GOAL
In the listing below, locate the lines that hold "child" and copy them.
** START RECORDS SHOWN **
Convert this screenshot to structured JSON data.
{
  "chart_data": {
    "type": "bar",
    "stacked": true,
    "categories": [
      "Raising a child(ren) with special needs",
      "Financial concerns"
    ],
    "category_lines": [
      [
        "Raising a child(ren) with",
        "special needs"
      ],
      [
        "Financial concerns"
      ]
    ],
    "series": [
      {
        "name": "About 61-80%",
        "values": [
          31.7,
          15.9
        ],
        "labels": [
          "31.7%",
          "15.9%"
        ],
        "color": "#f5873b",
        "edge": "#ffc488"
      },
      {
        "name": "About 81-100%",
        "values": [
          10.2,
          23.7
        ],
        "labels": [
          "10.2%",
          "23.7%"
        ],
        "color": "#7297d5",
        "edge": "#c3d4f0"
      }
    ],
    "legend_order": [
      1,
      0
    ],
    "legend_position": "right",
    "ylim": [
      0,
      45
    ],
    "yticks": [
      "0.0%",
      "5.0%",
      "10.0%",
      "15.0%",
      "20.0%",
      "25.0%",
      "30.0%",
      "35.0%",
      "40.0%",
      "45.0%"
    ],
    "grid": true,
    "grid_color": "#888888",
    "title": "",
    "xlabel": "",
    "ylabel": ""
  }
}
** END RECORDS SHOWN **
EXERCISE SOLUTION
      "Raising a child(ren) with special needs",
        "Raising a child(ren) with",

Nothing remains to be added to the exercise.